Stored entries:

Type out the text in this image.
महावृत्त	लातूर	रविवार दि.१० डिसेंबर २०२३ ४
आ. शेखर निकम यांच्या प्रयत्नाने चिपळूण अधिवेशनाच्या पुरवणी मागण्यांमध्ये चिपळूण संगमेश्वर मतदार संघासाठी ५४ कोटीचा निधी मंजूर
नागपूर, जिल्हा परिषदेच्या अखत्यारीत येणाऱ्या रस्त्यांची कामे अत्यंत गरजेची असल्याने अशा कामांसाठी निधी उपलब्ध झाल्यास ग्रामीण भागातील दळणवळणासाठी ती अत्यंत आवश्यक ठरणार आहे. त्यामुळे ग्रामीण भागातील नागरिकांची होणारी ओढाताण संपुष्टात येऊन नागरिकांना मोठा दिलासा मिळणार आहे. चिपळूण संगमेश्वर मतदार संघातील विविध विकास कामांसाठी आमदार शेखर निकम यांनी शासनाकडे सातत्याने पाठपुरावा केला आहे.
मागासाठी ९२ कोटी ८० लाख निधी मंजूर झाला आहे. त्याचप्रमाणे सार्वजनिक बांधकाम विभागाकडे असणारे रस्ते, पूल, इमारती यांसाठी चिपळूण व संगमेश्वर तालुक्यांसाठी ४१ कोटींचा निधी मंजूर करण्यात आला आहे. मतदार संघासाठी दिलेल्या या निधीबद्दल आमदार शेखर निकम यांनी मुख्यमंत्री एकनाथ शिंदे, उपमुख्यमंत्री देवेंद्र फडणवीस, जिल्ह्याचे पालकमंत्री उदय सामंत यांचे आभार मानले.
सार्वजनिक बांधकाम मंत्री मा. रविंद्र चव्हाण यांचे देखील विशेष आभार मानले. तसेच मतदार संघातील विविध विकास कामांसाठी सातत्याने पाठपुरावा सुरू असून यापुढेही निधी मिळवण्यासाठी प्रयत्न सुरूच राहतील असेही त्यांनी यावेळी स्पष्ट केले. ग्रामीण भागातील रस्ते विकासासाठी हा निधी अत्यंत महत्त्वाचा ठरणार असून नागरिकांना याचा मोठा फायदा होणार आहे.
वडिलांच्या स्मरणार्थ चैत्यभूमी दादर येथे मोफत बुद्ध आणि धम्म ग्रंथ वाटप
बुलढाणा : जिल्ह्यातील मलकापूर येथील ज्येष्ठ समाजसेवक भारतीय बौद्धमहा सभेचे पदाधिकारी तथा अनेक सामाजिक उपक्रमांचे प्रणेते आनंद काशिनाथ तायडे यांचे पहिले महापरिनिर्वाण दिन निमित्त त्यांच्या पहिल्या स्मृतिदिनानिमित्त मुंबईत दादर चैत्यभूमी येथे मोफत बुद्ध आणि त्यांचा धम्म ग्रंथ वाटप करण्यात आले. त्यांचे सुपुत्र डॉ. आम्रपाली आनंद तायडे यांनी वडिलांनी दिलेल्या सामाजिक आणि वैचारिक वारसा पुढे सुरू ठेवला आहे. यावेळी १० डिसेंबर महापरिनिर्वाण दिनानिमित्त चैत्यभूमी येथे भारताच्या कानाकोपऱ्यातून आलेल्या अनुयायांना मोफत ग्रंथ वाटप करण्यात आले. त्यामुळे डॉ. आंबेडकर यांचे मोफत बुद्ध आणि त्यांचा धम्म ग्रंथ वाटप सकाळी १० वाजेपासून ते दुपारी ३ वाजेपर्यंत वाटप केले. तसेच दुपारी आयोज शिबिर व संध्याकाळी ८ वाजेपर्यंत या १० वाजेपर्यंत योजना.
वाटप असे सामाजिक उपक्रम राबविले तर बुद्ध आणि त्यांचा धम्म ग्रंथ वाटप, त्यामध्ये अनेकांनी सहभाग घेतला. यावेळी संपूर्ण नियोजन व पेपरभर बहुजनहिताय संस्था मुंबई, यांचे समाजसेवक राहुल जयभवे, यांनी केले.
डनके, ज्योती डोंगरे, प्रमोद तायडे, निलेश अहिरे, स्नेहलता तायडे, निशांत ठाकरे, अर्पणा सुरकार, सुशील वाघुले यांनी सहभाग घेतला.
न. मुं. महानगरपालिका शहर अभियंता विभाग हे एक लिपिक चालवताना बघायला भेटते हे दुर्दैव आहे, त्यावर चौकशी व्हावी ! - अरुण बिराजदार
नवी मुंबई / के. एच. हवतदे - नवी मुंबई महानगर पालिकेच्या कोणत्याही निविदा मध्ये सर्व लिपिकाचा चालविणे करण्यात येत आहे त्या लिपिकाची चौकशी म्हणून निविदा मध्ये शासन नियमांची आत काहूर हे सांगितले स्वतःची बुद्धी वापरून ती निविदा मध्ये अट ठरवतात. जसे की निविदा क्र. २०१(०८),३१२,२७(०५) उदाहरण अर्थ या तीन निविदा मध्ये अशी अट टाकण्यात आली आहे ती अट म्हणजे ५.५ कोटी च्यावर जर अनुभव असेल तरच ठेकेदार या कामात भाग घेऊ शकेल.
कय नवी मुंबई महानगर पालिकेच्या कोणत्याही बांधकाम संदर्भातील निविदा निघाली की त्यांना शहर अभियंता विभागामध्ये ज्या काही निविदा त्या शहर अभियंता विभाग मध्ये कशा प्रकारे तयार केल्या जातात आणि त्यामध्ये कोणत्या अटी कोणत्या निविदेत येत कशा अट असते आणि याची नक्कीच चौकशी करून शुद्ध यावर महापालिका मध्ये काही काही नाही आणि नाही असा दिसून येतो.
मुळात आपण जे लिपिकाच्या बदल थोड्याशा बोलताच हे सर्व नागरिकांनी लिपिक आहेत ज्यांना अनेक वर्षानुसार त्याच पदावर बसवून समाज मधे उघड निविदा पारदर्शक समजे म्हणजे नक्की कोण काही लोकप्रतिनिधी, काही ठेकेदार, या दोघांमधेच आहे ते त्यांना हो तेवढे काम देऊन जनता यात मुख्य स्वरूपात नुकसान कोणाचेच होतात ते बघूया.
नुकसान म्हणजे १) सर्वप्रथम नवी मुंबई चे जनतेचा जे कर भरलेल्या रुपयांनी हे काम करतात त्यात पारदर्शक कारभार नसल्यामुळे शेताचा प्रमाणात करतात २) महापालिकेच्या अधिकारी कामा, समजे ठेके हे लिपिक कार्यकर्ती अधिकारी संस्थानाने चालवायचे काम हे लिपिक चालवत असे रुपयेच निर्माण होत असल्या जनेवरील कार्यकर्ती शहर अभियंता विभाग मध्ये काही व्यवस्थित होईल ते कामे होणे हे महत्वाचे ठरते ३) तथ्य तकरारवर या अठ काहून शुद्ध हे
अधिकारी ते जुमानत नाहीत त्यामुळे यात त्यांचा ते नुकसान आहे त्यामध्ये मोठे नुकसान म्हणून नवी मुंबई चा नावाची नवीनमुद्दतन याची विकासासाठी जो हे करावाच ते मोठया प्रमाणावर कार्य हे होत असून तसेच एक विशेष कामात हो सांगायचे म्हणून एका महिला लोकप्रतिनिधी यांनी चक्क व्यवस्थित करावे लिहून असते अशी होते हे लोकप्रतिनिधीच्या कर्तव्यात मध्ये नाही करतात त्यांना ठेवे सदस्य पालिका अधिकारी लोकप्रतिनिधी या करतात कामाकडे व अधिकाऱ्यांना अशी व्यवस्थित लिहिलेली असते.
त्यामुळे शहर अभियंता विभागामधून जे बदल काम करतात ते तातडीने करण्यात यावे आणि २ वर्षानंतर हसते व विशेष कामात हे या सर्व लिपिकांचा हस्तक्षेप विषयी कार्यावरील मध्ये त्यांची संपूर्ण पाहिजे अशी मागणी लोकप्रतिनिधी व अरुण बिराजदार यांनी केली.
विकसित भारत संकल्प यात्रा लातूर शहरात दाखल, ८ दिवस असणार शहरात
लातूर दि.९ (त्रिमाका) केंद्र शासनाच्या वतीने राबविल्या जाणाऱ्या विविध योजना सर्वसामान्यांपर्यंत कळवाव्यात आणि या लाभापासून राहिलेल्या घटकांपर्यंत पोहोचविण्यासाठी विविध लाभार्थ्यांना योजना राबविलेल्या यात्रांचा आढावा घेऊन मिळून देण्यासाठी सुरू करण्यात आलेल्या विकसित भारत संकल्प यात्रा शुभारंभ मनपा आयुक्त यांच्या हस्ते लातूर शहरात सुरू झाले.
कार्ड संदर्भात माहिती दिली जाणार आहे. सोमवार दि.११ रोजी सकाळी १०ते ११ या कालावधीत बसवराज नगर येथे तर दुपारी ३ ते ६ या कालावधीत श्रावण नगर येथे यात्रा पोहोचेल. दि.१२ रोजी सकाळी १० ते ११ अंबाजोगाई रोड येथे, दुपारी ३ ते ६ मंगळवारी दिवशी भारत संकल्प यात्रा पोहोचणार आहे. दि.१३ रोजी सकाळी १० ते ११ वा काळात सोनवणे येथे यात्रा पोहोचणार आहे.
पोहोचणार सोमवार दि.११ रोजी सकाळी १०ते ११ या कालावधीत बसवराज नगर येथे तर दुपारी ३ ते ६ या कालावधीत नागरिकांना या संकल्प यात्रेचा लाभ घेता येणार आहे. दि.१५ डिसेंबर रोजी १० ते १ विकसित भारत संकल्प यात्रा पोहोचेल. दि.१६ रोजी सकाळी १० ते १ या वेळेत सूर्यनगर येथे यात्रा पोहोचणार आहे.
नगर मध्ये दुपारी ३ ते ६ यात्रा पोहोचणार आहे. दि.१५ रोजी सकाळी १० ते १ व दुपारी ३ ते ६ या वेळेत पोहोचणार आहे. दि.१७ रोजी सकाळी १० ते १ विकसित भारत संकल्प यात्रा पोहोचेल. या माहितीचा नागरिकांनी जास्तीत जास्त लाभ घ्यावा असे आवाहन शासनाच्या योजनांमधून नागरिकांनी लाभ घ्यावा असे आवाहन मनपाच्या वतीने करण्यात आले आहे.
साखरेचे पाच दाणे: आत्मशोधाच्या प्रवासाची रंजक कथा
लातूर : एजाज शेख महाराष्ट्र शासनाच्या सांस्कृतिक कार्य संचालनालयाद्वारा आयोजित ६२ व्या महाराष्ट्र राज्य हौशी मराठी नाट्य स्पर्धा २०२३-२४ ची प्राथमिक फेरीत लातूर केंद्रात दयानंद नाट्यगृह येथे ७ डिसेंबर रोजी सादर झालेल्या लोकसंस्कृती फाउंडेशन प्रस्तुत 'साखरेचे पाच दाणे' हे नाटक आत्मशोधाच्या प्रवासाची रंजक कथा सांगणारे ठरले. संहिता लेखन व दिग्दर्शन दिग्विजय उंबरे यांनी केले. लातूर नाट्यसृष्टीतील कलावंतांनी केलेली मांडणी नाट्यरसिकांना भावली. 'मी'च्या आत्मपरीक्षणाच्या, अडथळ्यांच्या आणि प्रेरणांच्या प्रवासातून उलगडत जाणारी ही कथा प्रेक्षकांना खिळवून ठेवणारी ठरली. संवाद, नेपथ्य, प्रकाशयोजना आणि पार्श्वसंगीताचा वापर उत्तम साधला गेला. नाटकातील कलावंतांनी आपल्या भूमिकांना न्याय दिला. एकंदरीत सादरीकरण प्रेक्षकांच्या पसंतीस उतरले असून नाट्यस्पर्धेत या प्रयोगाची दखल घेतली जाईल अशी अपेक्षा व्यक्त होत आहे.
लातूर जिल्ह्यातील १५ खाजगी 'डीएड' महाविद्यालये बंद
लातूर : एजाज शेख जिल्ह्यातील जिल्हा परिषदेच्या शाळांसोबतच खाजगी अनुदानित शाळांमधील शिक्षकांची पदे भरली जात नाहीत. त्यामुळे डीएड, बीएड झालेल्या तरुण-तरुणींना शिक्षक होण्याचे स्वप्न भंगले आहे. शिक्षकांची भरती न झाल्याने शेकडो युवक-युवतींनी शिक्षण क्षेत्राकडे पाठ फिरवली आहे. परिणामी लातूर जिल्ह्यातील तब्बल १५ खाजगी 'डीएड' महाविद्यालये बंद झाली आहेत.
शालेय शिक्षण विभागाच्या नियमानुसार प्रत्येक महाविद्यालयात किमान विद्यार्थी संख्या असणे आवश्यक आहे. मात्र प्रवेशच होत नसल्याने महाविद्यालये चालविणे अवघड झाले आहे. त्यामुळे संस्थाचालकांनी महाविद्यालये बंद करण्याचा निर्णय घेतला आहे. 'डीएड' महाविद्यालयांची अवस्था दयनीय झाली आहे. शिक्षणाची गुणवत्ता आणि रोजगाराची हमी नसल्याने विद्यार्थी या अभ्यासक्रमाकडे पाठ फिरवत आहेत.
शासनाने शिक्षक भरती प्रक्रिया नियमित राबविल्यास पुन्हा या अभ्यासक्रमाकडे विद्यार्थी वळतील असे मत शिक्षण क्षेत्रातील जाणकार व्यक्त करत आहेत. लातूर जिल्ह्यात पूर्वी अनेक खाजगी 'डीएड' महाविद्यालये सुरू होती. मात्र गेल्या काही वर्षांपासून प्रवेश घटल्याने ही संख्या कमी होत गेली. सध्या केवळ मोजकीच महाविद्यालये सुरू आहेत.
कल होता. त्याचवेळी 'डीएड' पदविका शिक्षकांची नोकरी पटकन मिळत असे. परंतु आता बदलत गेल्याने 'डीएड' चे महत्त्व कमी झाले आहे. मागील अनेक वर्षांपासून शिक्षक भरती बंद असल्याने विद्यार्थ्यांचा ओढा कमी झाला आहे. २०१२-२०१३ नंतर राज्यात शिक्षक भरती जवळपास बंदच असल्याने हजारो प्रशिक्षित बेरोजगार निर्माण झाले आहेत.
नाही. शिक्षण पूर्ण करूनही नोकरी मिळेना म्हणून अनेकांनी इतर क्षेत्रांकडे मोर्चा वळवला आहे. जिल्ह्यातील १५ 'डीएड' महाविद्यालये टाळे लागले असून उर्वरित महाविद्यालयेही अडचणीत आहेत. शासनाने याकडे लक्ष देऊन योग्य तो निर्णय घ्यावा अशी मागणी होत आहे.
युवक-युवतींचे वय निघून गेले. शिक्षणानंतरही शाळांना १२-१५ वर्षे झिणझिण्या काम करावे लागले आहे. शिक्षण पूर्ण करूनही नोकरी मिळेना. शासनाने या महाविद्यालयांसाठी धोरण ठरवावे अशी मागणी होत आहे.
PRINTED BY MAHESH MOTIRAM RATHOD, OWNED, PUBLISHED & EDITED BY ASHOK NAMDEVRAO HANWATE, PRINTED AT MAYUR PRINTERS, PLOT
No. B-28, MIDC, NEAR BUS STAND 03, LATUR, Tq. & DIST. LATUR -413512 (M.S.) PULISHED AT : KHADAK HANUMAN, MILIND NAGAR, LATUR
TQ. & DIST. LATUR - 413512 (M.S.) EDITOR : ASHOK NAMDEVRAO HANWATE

• EXERCISE TASK: Take every line from the data that contains the word "DIST".

• FULL SOLUTION:
No. B-28, MIDC, NEAR BUS STAND 03, LATUR, Tq. & DIST. LATUR -413512 (M.S.) PULISHED AT : KHADAK HANUMAN, MILIND NAGAR, LATUR
TQ. & DIST. LATUR - 413512 (M.S.) EDITOR : ASHOK NAMDEVRAO HANWATE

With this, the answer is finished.